Source data
====

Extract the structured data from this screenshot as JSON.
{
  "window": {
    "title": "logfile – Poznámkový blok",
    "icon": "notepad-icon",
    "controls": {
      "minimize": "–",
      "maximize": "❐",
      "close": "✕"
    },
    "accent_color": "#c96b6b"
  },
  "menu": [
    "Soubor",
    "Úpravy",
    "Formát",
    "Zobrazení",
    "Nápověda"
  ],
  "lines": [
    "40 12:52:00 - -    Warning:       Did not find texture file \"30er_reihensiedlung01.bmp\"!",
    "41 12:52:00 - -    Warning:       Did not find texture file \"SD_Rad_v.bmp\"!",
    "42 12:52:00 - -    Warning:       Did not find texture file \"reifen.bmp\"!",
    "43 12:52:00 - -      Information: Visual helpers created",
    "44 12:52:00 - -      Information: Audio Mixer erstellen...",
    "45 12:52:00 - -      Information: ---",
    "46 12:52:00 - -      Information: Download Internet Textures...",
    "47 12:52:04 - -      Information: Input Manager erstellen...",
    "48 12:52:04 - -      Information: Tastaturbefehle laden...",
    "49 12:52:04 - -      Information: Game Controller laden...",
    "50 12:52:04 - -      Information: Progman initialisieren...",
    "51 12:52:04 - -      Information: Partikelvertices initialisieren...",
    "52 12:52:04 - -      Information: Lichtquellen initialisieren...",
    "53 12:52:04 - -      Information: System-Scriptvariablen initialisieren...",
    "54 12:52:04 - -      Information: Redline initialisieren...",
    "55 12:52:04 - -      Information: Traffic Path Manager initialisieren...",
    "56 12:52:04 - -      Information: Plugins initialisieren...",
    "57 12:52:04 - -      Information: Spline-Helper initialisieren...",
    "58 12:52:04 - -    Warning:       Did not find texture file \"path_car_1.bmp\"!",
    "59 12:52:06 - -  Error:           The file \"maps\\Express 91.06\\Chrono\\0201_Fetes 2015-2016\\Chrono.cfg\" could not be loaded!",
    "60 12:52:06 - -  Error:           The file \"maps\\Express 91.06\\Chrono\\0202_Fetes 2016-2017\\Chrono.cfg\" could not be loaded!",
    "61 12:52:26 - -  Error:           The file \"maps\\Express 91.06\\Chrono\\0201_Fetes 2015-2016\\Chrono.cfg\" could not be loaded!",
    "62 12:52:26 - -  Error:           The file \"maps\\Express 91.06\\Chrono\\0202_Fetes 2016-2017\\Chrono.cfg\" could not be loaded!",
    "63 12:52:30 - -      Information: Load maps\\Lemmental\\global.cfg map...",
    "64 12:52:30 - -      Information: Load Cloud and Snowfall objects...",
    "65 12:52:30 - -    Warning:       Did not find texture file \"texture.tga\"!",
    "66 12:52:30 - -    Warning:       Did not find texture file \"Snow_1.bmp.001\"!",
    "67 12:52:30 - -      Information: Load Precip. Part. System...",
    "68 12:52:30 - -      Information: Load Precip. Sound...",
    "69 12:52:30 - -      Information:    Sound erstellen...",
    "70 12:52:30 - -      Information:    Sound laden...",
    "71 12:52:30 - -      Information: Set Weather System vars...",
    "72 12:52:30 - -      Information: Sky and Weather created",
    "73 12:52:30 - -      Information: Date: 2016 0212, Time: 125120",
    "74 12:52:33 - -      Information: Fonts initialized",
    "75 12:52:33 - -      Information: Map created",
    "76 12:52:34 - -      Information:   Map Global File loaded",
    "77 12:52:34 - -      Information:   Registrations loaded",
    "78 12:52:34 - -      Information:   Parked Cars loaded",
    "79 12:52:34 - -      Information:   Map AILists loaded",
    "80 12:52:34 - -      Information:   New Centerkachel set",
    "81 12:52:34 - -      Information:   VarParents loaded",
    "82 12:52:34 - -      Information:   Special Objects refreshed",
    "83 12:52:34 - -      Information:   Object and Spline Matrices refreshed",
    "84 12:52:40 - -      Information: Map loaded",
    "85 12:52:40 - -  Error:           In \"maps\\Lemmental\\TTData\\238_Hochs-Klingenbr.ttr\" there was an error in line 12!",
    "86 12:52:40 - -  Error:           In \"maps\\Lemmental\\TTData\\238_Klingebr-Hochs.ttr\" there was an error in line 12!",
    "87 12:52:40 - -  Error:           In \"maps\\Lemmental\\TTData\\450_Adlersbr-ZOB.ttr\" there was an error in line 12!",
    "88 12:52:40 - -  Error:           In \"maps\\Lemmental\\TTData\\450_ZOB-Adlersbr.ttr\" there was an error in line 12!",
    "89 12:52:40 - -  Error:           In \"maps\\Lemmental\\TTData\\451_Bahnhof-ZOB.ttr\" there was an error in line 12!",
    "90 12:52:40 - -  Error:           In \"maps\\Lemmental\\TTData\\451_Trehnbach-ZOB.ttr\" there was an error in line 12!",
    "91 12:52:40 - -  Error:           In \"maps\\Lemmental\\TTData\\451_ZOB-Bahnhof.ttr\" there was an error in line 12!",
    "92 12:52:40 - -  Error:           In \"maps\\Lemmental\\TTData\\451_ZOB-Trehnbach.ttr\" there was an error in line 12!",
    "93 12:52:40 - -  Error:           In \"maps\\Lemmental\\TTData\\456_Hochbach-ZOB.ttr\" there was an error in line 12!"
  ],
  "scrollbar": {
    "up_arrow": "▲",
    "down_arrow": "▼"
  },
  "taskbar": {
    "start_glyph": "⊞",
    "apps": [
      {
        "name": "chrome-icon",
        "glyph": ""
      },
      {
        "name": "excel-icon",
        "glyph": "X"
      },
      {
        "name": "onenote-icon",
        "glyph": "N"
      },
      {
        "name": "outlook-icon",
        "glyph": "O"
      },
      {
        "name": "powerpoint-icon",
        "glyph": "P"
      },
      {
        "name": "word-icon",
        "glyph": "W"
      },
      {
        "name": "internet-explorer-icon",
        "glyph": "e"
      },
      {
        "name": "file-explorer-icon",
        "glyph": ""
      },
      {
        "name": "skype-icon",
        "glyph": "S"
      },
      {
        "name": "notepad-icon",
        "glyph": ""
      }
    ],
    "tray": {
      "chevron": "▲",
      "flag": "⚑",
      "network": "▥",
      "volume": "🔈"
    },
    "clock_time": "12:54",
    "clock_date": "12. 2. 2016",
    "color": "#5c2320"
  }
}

====

## [Your task]
Copy out each line in the listing that has the word "notepad".

## [Finished exercise]
    "icon": "notepad-icon",
        "name": "notepad-icon",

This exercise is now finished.